## TASK INSTRUCTIONS
Report each line of the material below that contains the string "with", copying every such line in full.

## DATA LISTING
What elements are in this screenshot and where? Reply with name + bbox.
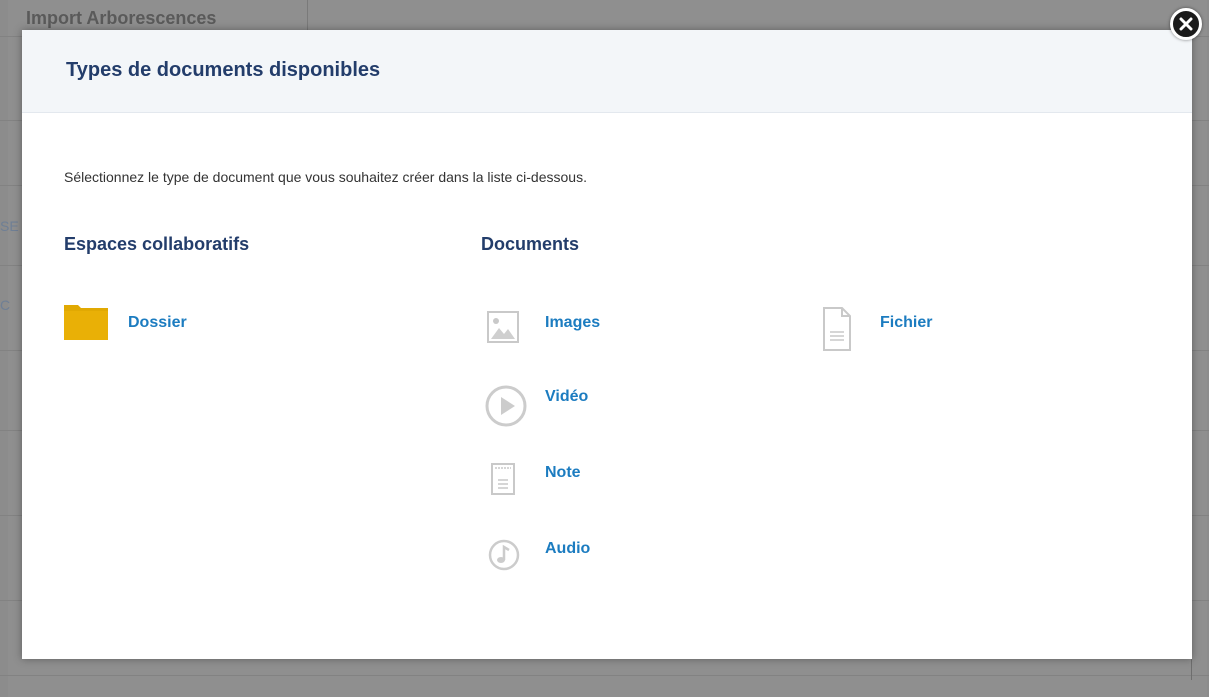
doc-type-label: Audio: [545, 540, 591, 557]
doc-type-label: Vidéo: [545, 388, 589, 405]
audio-icon: [487, 538, 521, 577]
doc-type-audio[interactable]: Audio: [487, 538, 647, 578]
close-button[interactable]: [1170, 8, 1202, 40]
doc-type-note[interactable]: Note: [490, 462, 650, 502]
image-icon: [486, 310, 520, 349]
doc-type-fichier[interactable]: Fichier: [822, 306, 982, 351]
background-text-fragment: SE: [0, 218, 19, 234]
dialog-header: Types de documents disponibles: [22, 30, 1192, 113]
background-text-fragment: C: [0, 297, 11, 313]
doc-type-label: Note: [545, 464, 581, 481]
background-divider: [0, 675, 1209, 676]
dialog-instruction: Sélectionnez le type de document que vou…: [64, 169, 587, 185]
document-types-dialog: Types de documents disponibles Sélection…: [22, 30, 1192, 659]
doc-type-label: Dossier: [128, 314, 187, 331]
doc-type-dossier[interactable]: Dossier: [64, 300, 224, 340]
section-heading-collaborative: Espaces collaboratifs: [64, 234, 250, 254]
doc-type-label: Images: [545, 314, 601, 331]
video-icon: [484, 384, 528, 433]
dialog-title: Types de documents disponibles: [66, 59, 381, 81]
folder-icon: [64, 300, 108, 345]
doc-type-images[interactable]: Images: [486, 310, 646, 350]
doc-type-video[interactable]: Vidéo: [484, 384, 644, 427]
section-heading-documents: Documents: [481, 234, 580, 254]
note-icon: [490, 462, 516, 501]
file-icon: [822, 306, 852, 357]
doc-type-label: Fichier: [880, 314, 933, 331]
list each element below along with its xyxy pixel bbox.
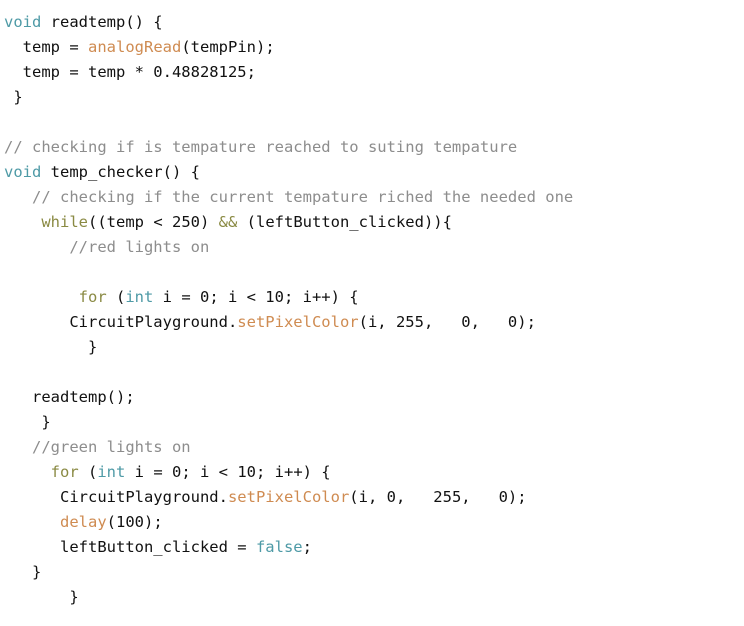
- code-token-comment: // checking if is tempature reached to s…: [4, 138, 518, 156]
- code-token-comment: //green lights on: [4, 438, 191, 456]
- code-token-plain: temp_checker() {: [41, 163, 200, 181]
- code-token-plain: ((temp < 250): [88, 213, 219, 231]
- code-token-keyword: int: [97, 463, 126, 481]
- code-token-keyword: void: [4, 163, 42, 181]
- code-line: delay(100);: [0, 510, 744, 535]
- code-token-plain: CircuitPlayground.: [4, 488, 228, 506]
- code-line: }: [0, 410, 744, 435]
- code-token-comment: //red lights on: [4, 238, 210, 256]
- code-line: }: [0, 560, 744, 585]
- code-token-control: while: [41, 213, 88, 231]
- code-line: leftButton_clicked = false;: [0, 535, 744, 560]
- code-token-plain: (i, 255, 0, 0);: [358, 313, 536, 331]
- code-line: readtemp();: [0, 385, 744, 410]
- code-token-control: for: [50, 463, 79, 481]
- code-token-function: delay: [60, 513, 107, 531]
- code-line: CircuitPlayground.setPixelColor(i, 0, 25…: [0, 485, 744, 510]
- code-token-plain: CircuitPlayground.: [4, 313, 238, 331]
- code-token-plain: }: [4, 338, 98, 356]
- code-line: void temp_checker() {: [0, 160, 744, 185]
- code-token-control: for: [78, 288, 107, 306]
- code-line: CircuitPlayground.setPixelColor(i, 255, …: [0, 310, 744, 335]
- code-token-plain: (i, 0, 255, 0);: [349, 488, 527, 506]
- code-token-function: setPixelColor: [237, 313, 359, 331]
- code-token-plain: i = 0; i < 10; i++) {: [125, 463, 331, 481]
- code-token-plain: readtemp() {: [41, 13, 163, 31]
- code-token-keyword: int: [125, 288, 154, 306]
- code-listing: void readtemp() { temp = analogRead(temp…: [0, 10, 744, 626]
- code-token-plain: readtemp();: [4, 388, 135, 406]
- code-line: //red lights on: [0, 235, 744, 260]
- code-line: //green lights on: [0, 435, 744, 460]
- code-line: // checking if the current tempature ric…: [0, 185, 744, 210]
- code-line: }: [0, 335, 744, 360]
- code-line: temp = analogRead(tempPin);: [0, 35, 744, 60]
- code-token-plain: (: [106, 288, 126, 306]
- code-line: void readtemp() {: [0, 10, 744, 35]
- code-token-plain: (tempPin);: [181, 38, 275, 56]
- code-token-plain: (: [78, 463, 98, 481]
- code-token-plain: leftButton_clicked =: [4, 538, 256, 556]
- code-token-plain: i = 0; i < 10; i++) {: [153, 288, 359, 306]
- code-line: for (int i = 0; i < 10; i++) {: [0, 285, 744, 310]
- code-token-plain: temp = temp * 0.48828125;: [4, 63, 256, 81]
- code-token-plain: }: [4, 88, 23, 106]
- code-token-keyword: void: [4, 13, 42, 31]
- code-line: }: [0, 585, 744, 610]
- code-token-function: setPixelColor: [227, 488, 350, 506]
- code-token-literal: false: [255, 538, 303, 556]
- code-line: temp = temp * 0.48828125;: [0, 60, 744, 85]
- code-line: while((temp < 250) && (leftButton_clicke…: [0, 210, 744, 235]
- code-line: }: [0, 85, 744, 110]
- code-line: // checking if is tempature reached to s…: [0, 135, 744, 160]
- code-token-control: &&: [218, 213, 238, 231]
- code-token-comment: // checking if the current tempature ric…: [4, 188, 574, 206]
- code-token-plain: }: [4, 413, 51, 431]
- code-token-plain: }: [4, 588, 79, 606]
- code-token-plain: ;: [302, 538, 312, 556]
- code-line: for (int i = 0; i < 10; i++) {: [0, 460, 744, 485]
- code-token-plain: (100);: [106, 513, 163, 531]
- code-token-plain: }: [4, 563, 42, 581]
- code-token-function: analogRead: [88, 38, 182, 56]
- code-token-plain: temp =: [4, 38, 88, 56]
- code-token-plain: (leftButton_clicked)){: [237, 213, 452, 231]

## COMPLETED EXERCISE
What elements are in this screenshot and where? Reply with name + bbox.
list each element below along with its xyxy pixel bbox.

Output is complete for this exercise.